**Do this**
Repeat the listing in full, preserving every character.

**Records supplied**
+ + + + +
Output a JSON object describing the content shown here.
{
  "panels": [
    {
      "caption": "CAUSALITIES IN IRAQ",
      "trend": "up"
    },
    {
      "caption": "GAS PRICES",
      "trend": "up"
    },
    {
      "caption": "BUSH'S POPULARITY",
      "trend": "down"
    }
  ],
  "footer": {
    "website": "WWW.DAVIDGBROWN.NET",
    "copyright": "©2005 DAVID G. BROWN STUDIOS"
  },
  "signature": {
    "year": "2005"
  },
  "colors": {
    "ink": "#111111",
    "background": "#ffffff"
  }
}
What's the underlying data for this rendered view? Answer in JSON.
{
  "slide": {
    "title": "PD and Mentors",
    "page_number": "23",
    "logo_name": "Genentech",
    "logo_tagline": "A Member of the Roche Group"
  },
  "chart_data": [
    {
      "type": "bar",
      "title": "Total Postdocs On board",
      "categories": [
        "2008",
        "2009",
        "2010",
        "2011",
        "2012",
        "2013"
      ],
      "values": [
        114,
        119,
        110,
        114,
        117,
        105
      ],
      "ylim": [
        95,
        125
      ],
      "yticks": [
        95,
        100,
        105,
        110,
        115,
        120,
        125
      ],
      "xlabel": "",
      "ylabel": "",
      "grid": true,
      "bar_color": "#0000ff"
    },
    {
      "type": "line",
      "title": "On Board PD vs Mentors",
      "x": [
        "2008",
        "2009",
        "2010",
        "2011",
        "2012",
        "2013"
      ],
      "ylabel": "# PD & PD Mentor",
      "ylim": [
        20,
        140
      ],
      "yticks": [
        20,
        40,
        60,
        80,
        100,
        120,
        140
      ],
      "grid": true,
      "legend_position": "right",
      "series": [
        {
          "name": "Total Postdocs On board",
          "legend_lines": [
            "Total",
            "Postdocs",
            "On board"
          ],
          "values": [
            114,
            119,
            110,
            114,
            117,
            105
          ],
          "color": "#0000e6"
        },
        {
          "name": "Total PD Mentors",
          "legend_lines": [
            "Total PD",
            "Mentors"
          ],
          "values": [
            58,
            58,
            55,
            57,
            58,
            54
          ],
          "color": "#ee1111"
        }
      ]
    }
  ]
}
+ + + + +
**The reply**
Output a JSON object describing the content shown here.
{
  "panels": [
    {
      "caption": "CAUSALITIES IN IRAQ",
      "trend": "up"
    },
    {
      "caption": "GAS PRICES",
      "trend": "up"
    },
    {
      "caption": "BUSH'S POPULARITY",
      "trend": "down"
    }
  ],
  "footer": {
    "website": "WWW.DAVIDGBROWN.NET",
    "copyright": "©2005 DAVID G. BROWN STUDIOS"
  },
  "signature": {
    "year": "2005"
  },
  "colors": {
    "ink": "#111111",
    "background": "#ffffff"
  }
}
What's the underlying data for this rendered view? Answer in JSON.
{
  "slide": {
    "title": "PD and Mentors",
    "page_number": "23",
    "logo_name": "Genentech",
    "logo_tagline": "A Member of the Roche Group"
  },
  "chart_data": [
    {
      "type": "bar",
      "title": "Total Postdocs On board",
      "categories": [
        "2008",
        "2009",
        "2010",
        "2011",
        "2012",
        "2013"
      ],
      "values": [
        114,
        119,
        110,
        114,
        117,
        105
      ],
      "ylim": [
        95,
        125
      ],
      "yticks": [
        95,
        100,
        105,
        110,
        115,
        120,
        125
      ],
      "xlabel": "",
      "ylabel": "",
      "grid": true,
      "bar_color": "#0000ff"
    },
    {
      "type": "line",
      "title": "On Board PD vs Mentors",
      "x": [
        "2008",
        "2009",
        "2010",
        "2011",
        "2012",
        "2013"
      ],
      "ylabel": "# PD & PD Mentor",
      "ylim": [
        20,
        140
      ],
      "yticks": [
        20,
        40,
        60,
        80,
        100,
        120,
        140
      ],
      "grid": true,
      "legend_position": "right",
      "series": [
        {
          "name": "Total Postdocs On board",
          "legend_lines": [
            "Total",
            "Postdocs",
            "On board"
          ],
          "values": [
            114,
            119,
            110,
            114,
            117,
            105
          ],
          "color": "#0000e6"
        },
        {
          "name": "Total PD Mentors",
          "legend_lines": [
            "Total PD",
            "Mentors"
          ],
          "values": [
            58,
            58,
            55,
            57,
            58,
            54
          ],
          "color": "#ee1111"
        }
      ]
    }
  ]
}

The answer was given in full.